*Extracted material*:
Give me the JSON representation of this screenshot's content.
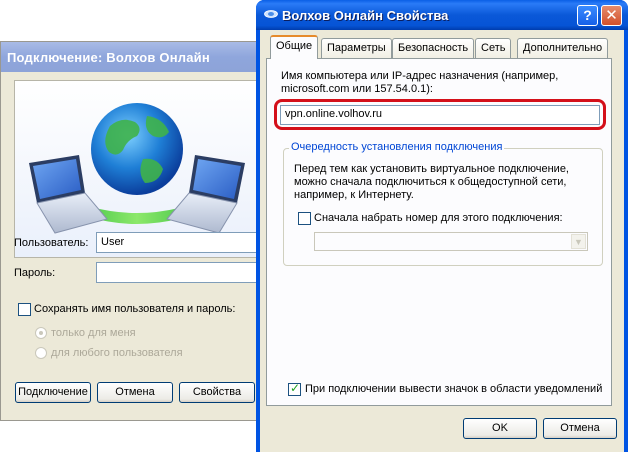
{
  "connect_dialog": {
    "title": "Подключение: Волхов Онлайн",
    "user_label": "Пользователь:",
    "user_value": "User",
    "password_label": "Пароль:",
    "password_value": "",
    "save_credentials_label": "Сохранять имя пользователя и пароль:",
    "radio_me_only": "только для меня",
    "radio_any_user": "для любого пользователя",
    "buttons": {
      "connect": "Подключение",
      "cancel": "Отмена",
      "properties": "Свойства"
    }
  },
  "properties_dialog": {
    "title": "Волхов Онлайн Свойства",
    "help_glyph": "?",
    "close_glyph": "✕",
    "tabs": [
      {
        "label": "Общие",
        "active": true
      },
      {
        "label": "Параметры",
        "active": false
      },
      {
        "label": "Безопасность",
        "active": false
      },
      {
        "label": "Сеть",
        "active": false
      },
      {
        "label": "Дополнительно",
        "active": false
      }
    ],
    "host_label_line1": "Имя компьютера или IP-адрес назначения (например,",
    "host_label_line2": "microsoft.com или 157.54.0.1):",
    "host_value": "vpn.online.volhov.ru",
    "group_title": "Очередность установления подключения",
    "group_text_line1": "Перед тем как установить виртуальное подключение,",
    "group_text_line2": "можно сначала подключиться к общедоступной сети,",
    "group_text_line3": "например, к Интернету.",
    "dial_first_label": "Сначала набрать номер для этого подключения:",
    "dial_first_combo_value": "",
    "show_icon_label": "При подключении вывести значок в области уведомлений",
    "buttons": {
      "ok": "OK",
      "cancel": "Отмена"
    }
  },
  "colors": {
    "highlight": "#d4101a",
    "xp_title_blue": "#0054e3",
    "group_title": "#0046d5"
  }
}
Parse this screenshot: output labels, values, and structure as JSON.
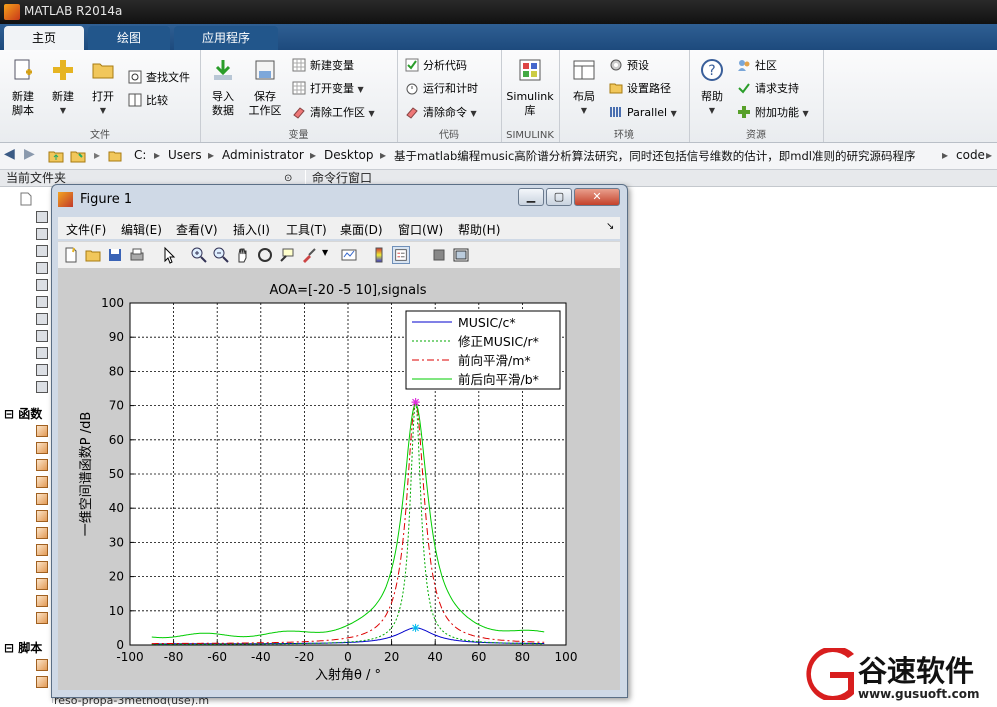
{
  "window": {
    "title": "MATLAB R2014a"
  },
  "tabs": [
    {
      "label": "主页",
      "active": true
    },
    {
      "label": "绘图",
      "active": false
    },
    {
      "label": "应用程序",
      "active": false
    }
  ],
  "ribbon": {
    "file_group": {
      "label": "文件",
      "new_script_l1": "新建",
      "new_script_l2": "脚本",
      "new": "新建",
      "open": "打开",
      "find_files": "查找文件",
      "compare": "比较"
    },
    "variable_group": {
      "label": "变量",
      "import_l1": "导入",
      "import_l2": "数据",
      "save_l1": "保存",
      "save_l2": "工作区",
      "new_var": "新建变量",
      "open_var": "打开变量",
      "clear_ws": "清除工作区"
    },
    "code_group": {
      "label": "代码",
      "analyze": "分析代码",
      "run_time": "运行和计时",
      "clear_cmd": "清除命令"
    },
    "simulink_group": {
      "label": "SIMULINK",
      "simulink_l1": "Simulink",
      "simulink_l2": "库"
    },
    "env_group": {
      "label": "环境",
      "layout": "布局",
      "prefs": "预设",
      "set_path": "设置路径",
      "parallel": "Parallel"
    },
    "resources_group": {
      "label": "资源",
      "help": "帮助",
      "community": "社区",
      "request_support": "请求支持",
      "addons": "附加功能"
    }
  },
  "address": {
    "crumbs": [
      "C:",
      "Users",
      "Administrator",
      "Desktop",
      "基于matlab编程music高阶谱分析算法研究，同时还包括信号维数的估计，即mdl准则的研究源码程序",
      "code"
    ]
  },
  "panels": {
    "current_folder": "当前文件夹",
    "command_window": "命令行窗口",
    "functions": "函数",
    "scripts": "脚本",
    "file_bottom": "reso-propa-3method(use).m"
  },
  "figure": {
    "title": "Figure 1",
    "menu": [
      "文件(F)",
      "编辑(E)",
      "查看(V)",
      "插入(I)",
      "工具(T)",
      "桌面(D)",
      "窗口(W)",
      "帮助(H)"
    ]
  },
  "chart_data": {
    "type": "line",
    "title": "AOA=[-20  -5  10],signals",
    "xlabel": "入射角θ / °",
    "ylabel": "一维空间谱函数P /dB",
    "xlim": [
      -100,
      100
    ],
    "ylim": [
      0,
      100
    ],
    "xticks": [
      -100,
      -80,
      -60,
      -40,
      -20,
      0,
      20,
      40,
      60,
      80,
      100
    ],
    "yticks": [
      0,
      10,
      20,
      30,
      40,
      50,
      60,
      70,
      80,
      90,
      100
    ],
    "grid": true,
    "legend_position": "top-right",
    "peak_x": 31,
    "series": [
      {
        "name": "MUSIC/c*",
        "color": "#0000cc",
        "style": "solid",
        "peak": 5,
        "base": 0.3,
        "width": 10
      },
      {
        "name": "修正MUSIC/r*",
        "color": "#00aa00",
        "style": "dotted",
        "peak": 71,
        "base": 0.2,
        "width": 3
      },
      {
        "name": "前向平滑/m*",
        "color": "#dd0000",
        "style": "dashdot",
        "peak": 71,
        "base": 0.3,
        "width": 5
      },
      {
        "name": "前后向平滑/b*",
        "color": "#00cc00",
        "style": "solid",
        "peak": 71,
        "base": 2.5,
        "width": 7
      }
    ]
  },
  "watermark": {
    "brand": "谷速软件",
    "url": "www.gusuoft.com"
  },
  "colors": {
    "accent": "#1d4a7d",
    "ribbon_bg": "#eef0f3",
    "figure_frame": "#cfd9e6"
  }
}
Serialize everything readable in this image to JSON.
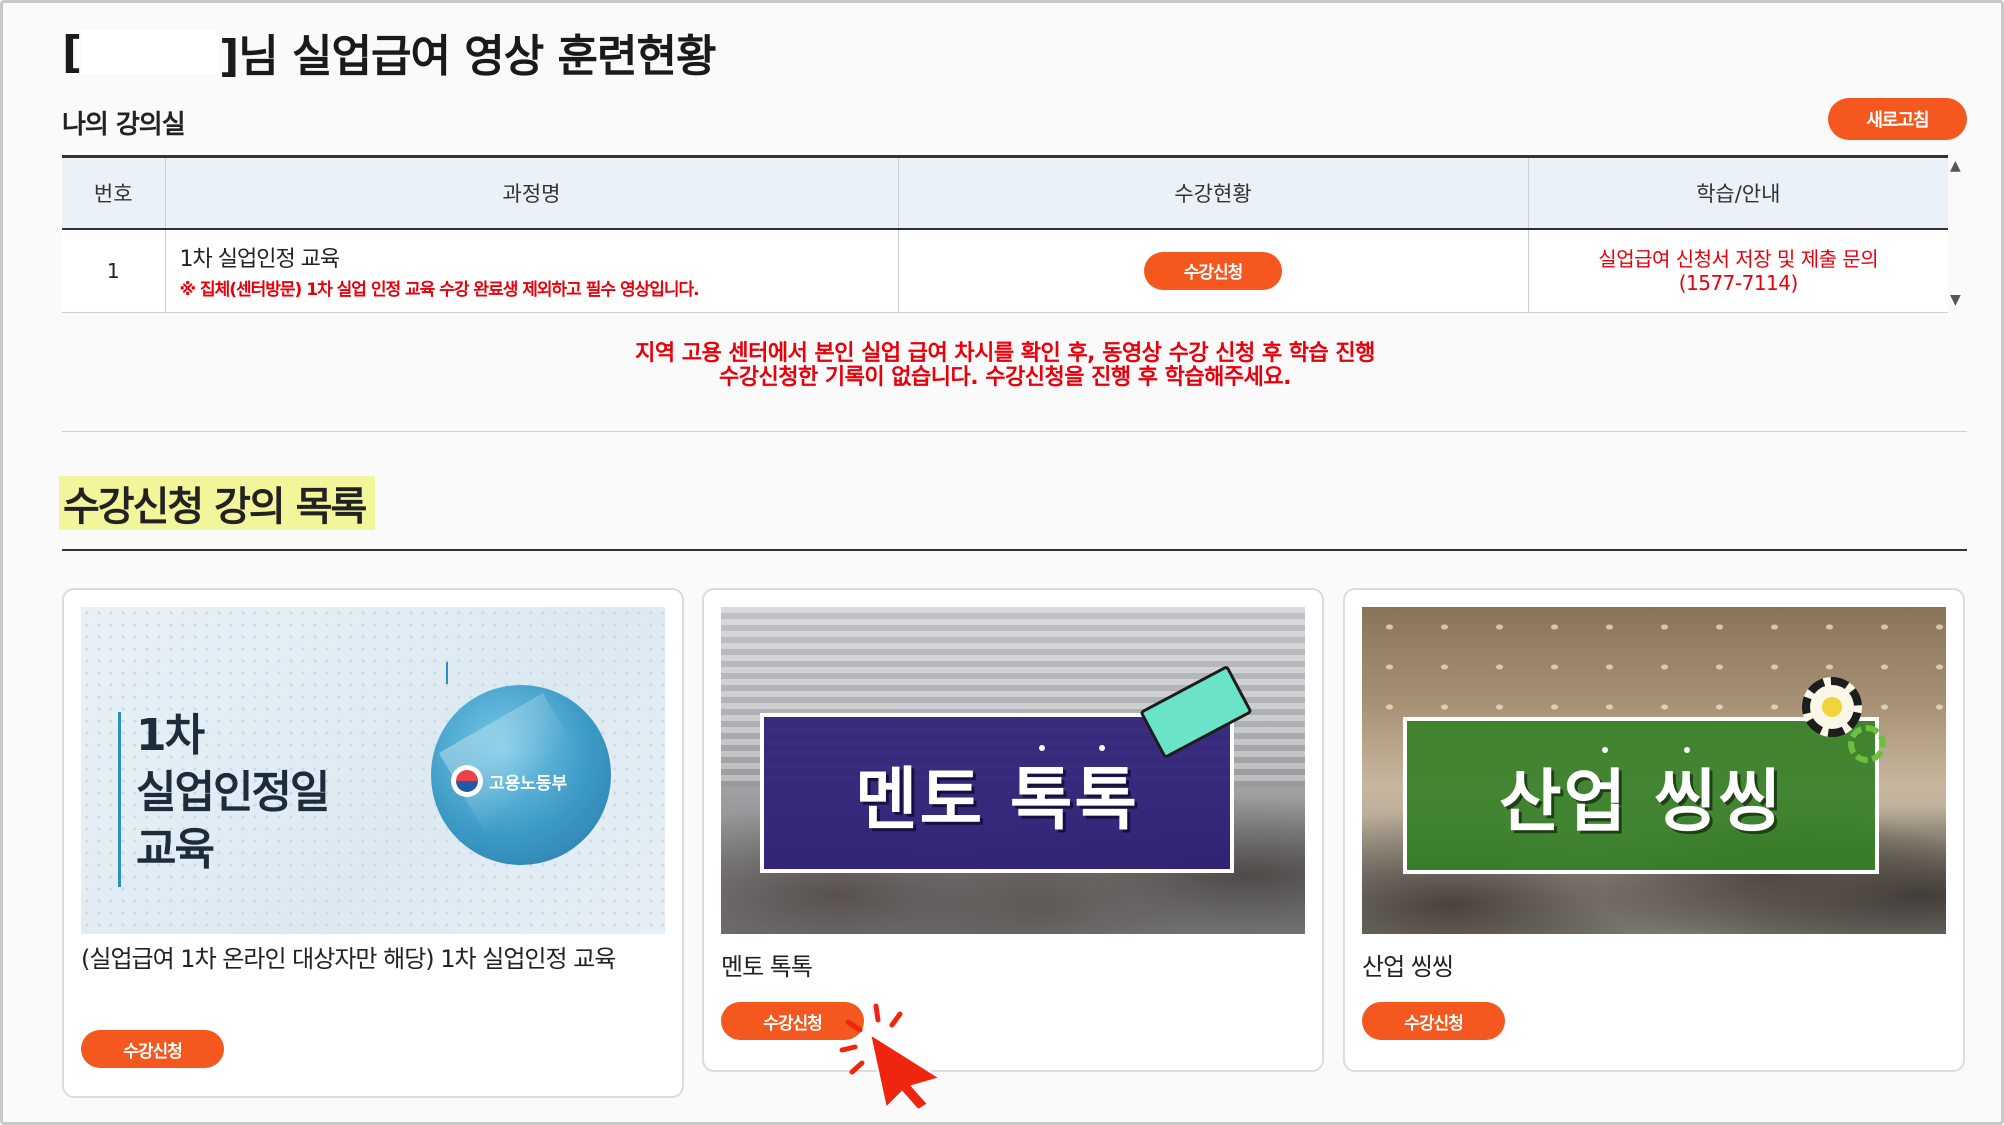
{
  "header": {
    "title_open_bracket": "[",
    "title_suffix": "]님 실업급여 영상 훈련현황"
  },
  "my_classroom": {
    "label": "나의 강의실",
    "refresh_label": "새로고침",
    "table": {
      "columns": [
        "번호",
        "과정명",
        "수강현황",
        "학습/안내"
      ],
      "rows": [
        {
          "number": "1",
          "course_name": "1차 실업인정 교육",
          "course_note": "※ 집체(센터방문) 1차 실업 인정 교육 수강 완료생 제외하고 필수 영상입니다.",
          "status_button": "수강신청",
          "guide_line1": "실업급여 신청서 저장 및 제출 문의",
          "guide_line2": "(1577-7114)"
        }
      ]
    },
    "notice_line1": "지역 고용 센터에서 본인 실업 급여 차시를 확인 후, 동영상 수강 신청 후 학습 진행",
    "notice_line2": "수강신청한 기록이 없습니다. 수강신청을 진행 후 학습해주세요."
  },
  "course_list": {
    "title": "수강신청 강의 목록",
    "cards": [
      {
        "thumb_text_line1": "1차",
        "thumb_text_line2": "실업인정일",
        "thumb_text_line3": "교육",
        "thumb_logo_text": "고용노동부",
        "title": "(실업급여 1차 온라인 대상자만 해당) 1차 실업인정 교육",
        "button": "수강신청"
      },
      {
        "banner_text": "멘토 톡톡",
        "title": "멘토 톡톡",
        "button": "수강신청"
      },
      {
        "banner_text": "산업 씽씽",
        "title": "산업 씽씽",
        "button": "수강신청"
      }
    ]
  },
  "colors": {
    "accent": "#f4581f",
    "alert_red": "#e8000b",
    "highlight": "#f3f59a",
    "mentor_banner": "#2e2078",
    "industry_banner": "#348026"
  },
  "icons": {
    "cursor": "click-hand-cursor-icon",
    "book": "book-icon",
    "gear": "gear-icon"
  }
}
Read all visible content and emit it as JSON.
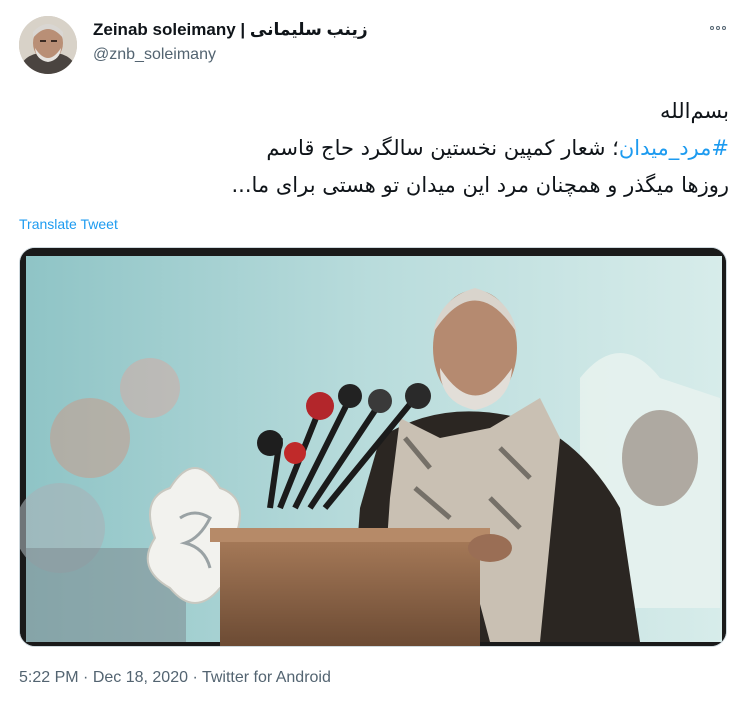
{
  "user": {
    "display_name": "Zeinab soleimany | زینب سلیمانی",
    "handle": "@znb_soleimany"
  },
  "tweet": {
    "line1": "بسم‌الله",
    "hashtag": "#مرد_میدان",
    "line2_rest": "؛ شعار کمپین نخستین سالگرد حاج قاسم",
    "line3": "روزها میگذر و همچنان مرد این میدان تو هستی برای ما..."
  },
  "translate_label": "Translate Tweet",
  "footer": {
    "time": "5:22 PM",
    "sep1": " · ",
    "date": "Dec 18, 2020",
    "sep2": " · ",
    "source": "Twitter for Android"
  },
  "colors": {
    "link": "#1d9bf0",
    "secondary_text": "#536471"
  },
  "icons": [
    "more-options-icon"
  ]
}
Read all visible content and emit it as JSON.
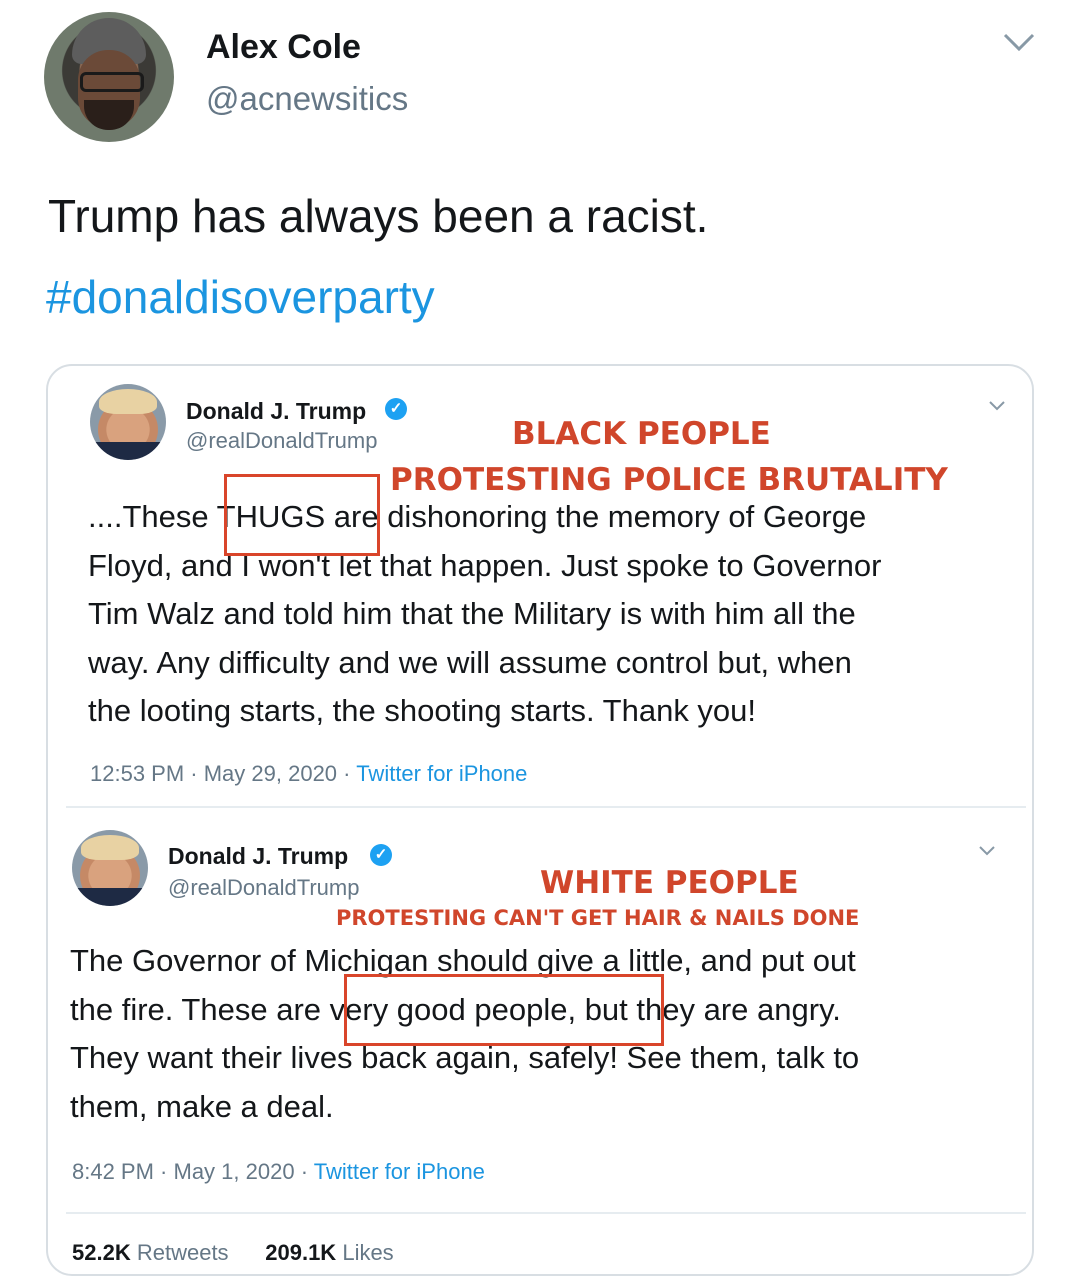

*What you are asked to do*: Copy all lines from the listing that contain "JSON".

*Complete response*:
Give me the JSON representation of this screenshot's content.
Parse this screenshot: output labels, values, and structure as JSON.
Serialize everything readable in this image to JSON.
Read all visible content and emit it as JSON.
Read all visible content and emit it as JSON.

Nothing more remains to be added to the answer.